Events

Franklin Furnace: Performance & Politics

Tuesday, October 23, 2018 | 6:00 — 9:30 pm

A SUITCASE

The Hemispheric Institute of Performance and Politics at NYU and Franklin Furnace Archive, Inc. present Franklin Furnace: Performance & Politics (2018). Co-curated by Martha Wilson and Oraison H. Larmon, this collection of archival materials in the Hemispheric Institute Digital Video Library represents the historical, cultural, and political legacy of Franklin Furnace.

The HIDVL Franklin Furnace Collection includes works by Eleanor Antin, Ron Athey, Horace Brockington, Cassils, Patty Chang, Peter Cramer & Jack Waters, Billy X. Curmano, DANCENOISE, DISBAND, Zackary Drucker & Flawless Sabrina, Bob Flanagan & Sheree Rose, Sherman Fleming & Kristine Stiles, Lawrence Graham-Brown, Guerrilla Girls, Dynasty Handbag, Martha Hellion & Carla Stellweg, Essex Hemphill & Wayson Jones, Holly Hughes, M. Lamar, Ana Mendieta, Tim Miller, Estera Milman, Tracie Morris, Shirin Neshat, Rashaad Newsome, Lorraine O'Grady, Dread Scott, Pamela Sneed, Annie Sprinkle, Amber Hawk Swanson, Julie Tolentino, Diane Torr, Johanna Went, and Martha Wilson, among others.

★ ★ ★ ★ ★

Aim 1: Update the Franklin Furnace event listing by giving again the part that opens with the words containing "The HIDVL Franklin" and closes with "Wilson, among others.", with "among others" changed to "and many more".
Aim 2: In the Franklin Furnace event listing, who co-curated the collection of archival materials?
Aim 3: Proceed with the Franklin Furnace event listing from the point where it stops.
The entries aren't needed for any of this.

Element location data:
★ ★ ★ ★ ★

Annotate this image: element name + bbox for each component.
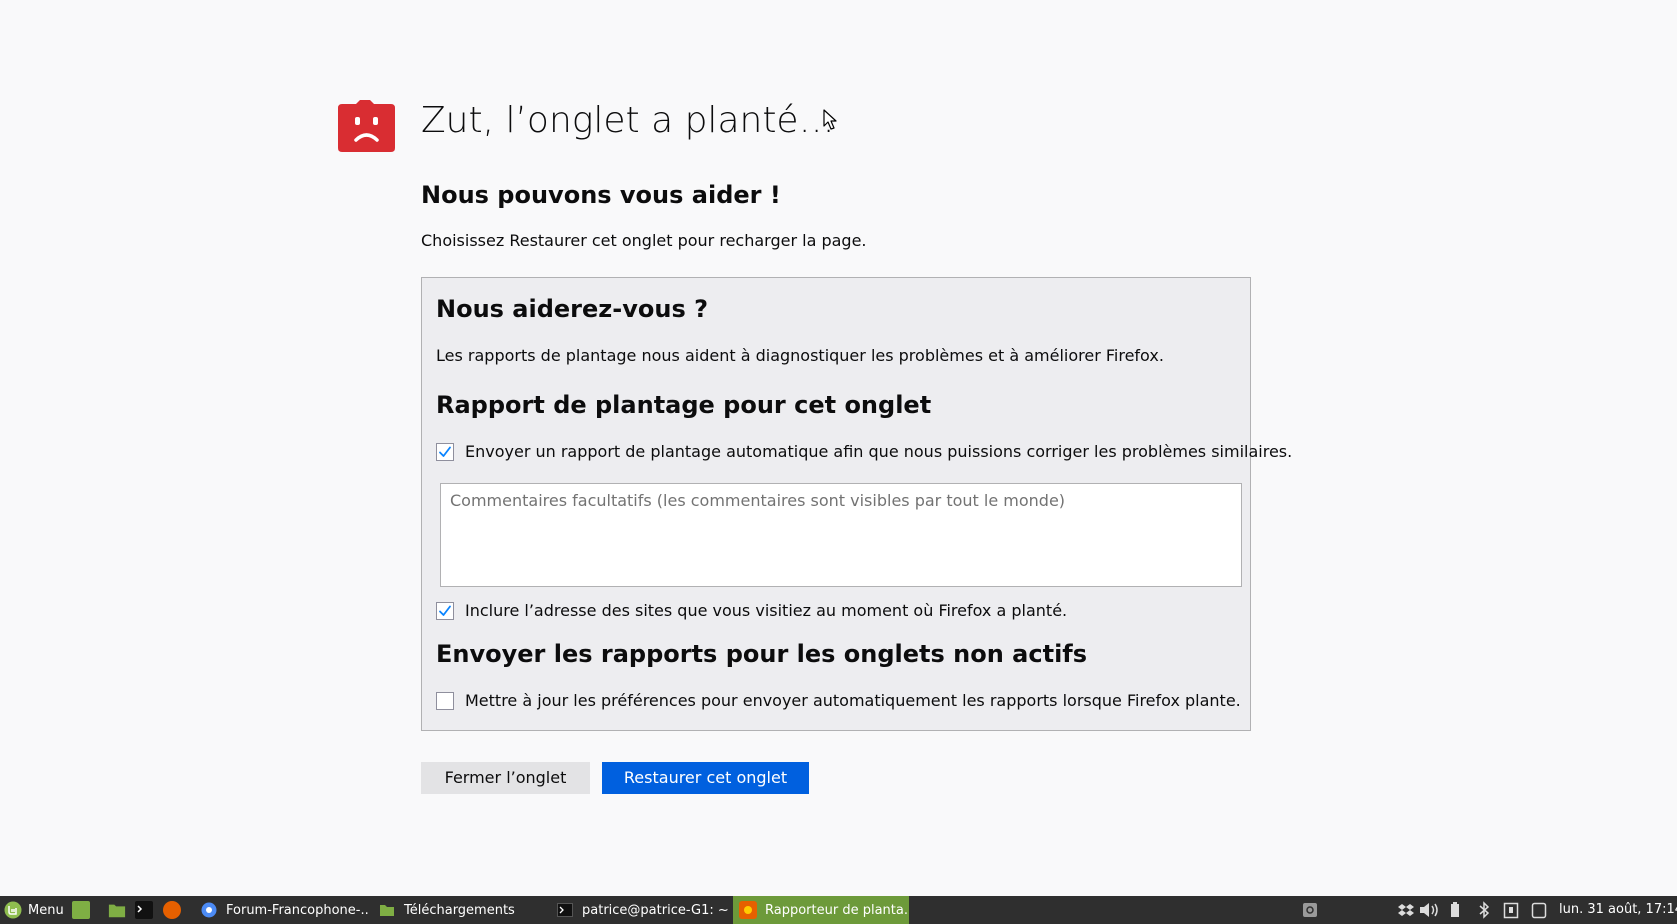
window-label: patrice@patrice-G1: ~: [582, 902, 728, 918]
terminal-icon: [556, 901, 574, 919]
help-heading: Nous pouvons vous aider !: [421, 181, 781, 209]
firefox-launcher[interactable]: [163, 896, 181, 924]
folder-icon: [108, 901, 126, 919]
mouse-cursor-icon: [823, 109, 837, 130]
background-reports-heading: Envoyer les rapports pour les onglets no…: [436, 640, 1088, 668]
terminal-launcher[interactable]: [135, 896, 153, 924]
terminal-icon: [135, 901, 153, 919]
auto-submit-option[interactable]: Mettre à jour les préférences pour envoy…: [436, 690, 1241, 712]
firefox-icon: [739, 901, 757, 919]
send-report-option[interactable]: Envoyer un rapport de plantage automatiq…: [436, 441, 1292, 463]
start-menu-button[interactable]: Menu: [4, 896, 64, 924]
include-url-checkbox[interactable]: [436, 602, 454, 620]
checkmark-icon: [439, 605, 451, 616]
crash-page: Zut, l’onglet a planté… Nous pouvons vou…: [0, 0, 1677, 924]
crash-report-box: Nous aiderez-vous ? Les rapports de plan…: [421, 277, 1292, 731]
bluetooth-icon[interactable]: [1478, 901, 1490, 919]
send-report-checkbox[interactable]: [436, 443, 454, 461]
chrome-icon: [200, 901, 218, 919]
taskbar: Menu Forum-Francophone-... Téléchargemen…: [0, 896, 1677, 924]
page-title: Zut, l’onglet a planté…: [421, 100, 835, 141]
tab-report-heading: Rapport de plantage pour cet onglet: [436, 391, 932, 419]
crash-content: Nous pouvons vous aider ! Choisissez Res…: [421, 178, 1292, 731]
auto-submit-label: Mettre à jour les préférences pour envoy…: [465, 691, 1241, 710]
taskbar-window-chrome[interactable]: Forum-Francophone-...: [200, 896, 368, 924]
battery-icon[interactable]: [1449, 901, 1461, 919]
dropbox-icon[interactable]: [1398, 901, 1414, 919]
show-desktop-launcher[interactable]: [72, 896, 90, 924]
taskbar-window-terminal[interactable]: patrice@patrice-G1: ~: [556, 896, 728, 924]
files-launcher[interactable]: [108, 896, 126, 924]
folder-icon: [378, 901, 396, 919]
taskbar-window-downloads[interactable]: Téléchargements: [378, 896, 538, 924]
firefox-icon: [163, 901, 181, 919]
taskbar-window-crash-reporter[interactable]: Rapporteur de planta...: [733, 896, 909, 924]
report-box-description: Les rapports de plantage nous aident à d…: [436, 346, 1164, 365]
desktop-icon: [72, 901, 90, 919]
notifications-icon[interactable]: [1531, 901, 1547, 919]
update-manager-icon[interactable]: [1302, 901, 1318, 919]
sad-tab-icon: [338, 100, 395, 152]
help-text: Choisissez Restaurer cet onglet pour rec…: [421, 231, 867, 250]
mint-logo-icon: [4, 901, 22, 919]
menu-label: Menu: [28, 902, 64, 918]
send-report-label: Envoyer un rapport de plantage automatiq…: [465, 442, 1293, 461]
auto-submit-checkbox[interactable]: [436, 692, 454, 710]
report-box-heading: Nous aiderez-vous ?: [436, 295, 709, 323]
include-url-label: Inclure l’adresse des sites que vous vis…: [465, 601, 1068, 620]
include-url-option[interactable]: Inclure l’adresse des sites que vous vis…: [436, 600, 1067, 622]
window-label: Forum-Francophone-...: [226, 902, 368, 918]
checkmark-icon: [439, 446, 451, 457]
clipboard-icon[interactable]: [1503, 901, 1519, 919]
restore-tab-button[interactable]: Restaurer cet onglet: [602, 762, 809, 794]
volume-icon[interactable]: [1419, 901, 1441, 919]
comments-field[interactable]: [440, 483, 1242, 587]
close-tab-button[interactable]: Fermer l’onglet: [421, 762, 590, 794]
window-label: Téléchargements: [404, 902, 515, 918]
clock[interactable]: lun. 31 août, 17:14: [1559, 896, 1677, 924]
window-label: Rapporteur de planta...: [765, 902, 909, 918]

★ ★ ★ ★ ★

Exercise answer 1:
The HIDVL Franklin Furnace Collection includes works by Eleanor Antin, Ron Athey, Horace Brockington, Cassils, Patty Chang, Peter Cramer & Jack Waters, Billy X. Curmano, DANCENOISE, DISBAND, Zackary Drucker & Flawless Sabrina, Bob Flanagan & Sheree Rose, Sherman Fleming & Kristine Stiles, Lawrence Graham-Brown, Guerrilla Girls, Dynasty Handbag, Martha Hellion & Carla Stellweg, Essex Hemphill & Wayson Jones, Holly Hughes, M. Lamar, Ana Mendieta, Tim Miller, Estera Milman, Tracie Morris, Shirin Neshat, Rashaad Newsome, Lorraine O'Grady, Dread Scott, Pamela Sneed, Annie Sprinkle, Amber Hawk Swanson, Julie Tolentino, Diane Torr, Johanna Went, and Martha Wilson, and many more.

Exercise answer 2: Martha Wilson and Oraison H. Larmon

Exercise answer 3:
The program will include brief remarks by Macarena Gómez-Barris, Diana Taylor, Martha Wilson, Marcial Godoy-Anativia, and Oraison H. Larmon; a panel discussion with artists Julie Tolentino, Thomas J. Lax, and Hentyle Yapp; as well as a live performance by DANCENOISE. A reception will follow.

This event is co-sponsored by the Global South Center, the Department of Performance and Performance Studies, and the School of Liberal Arts and Sciences at the Pratt Institute.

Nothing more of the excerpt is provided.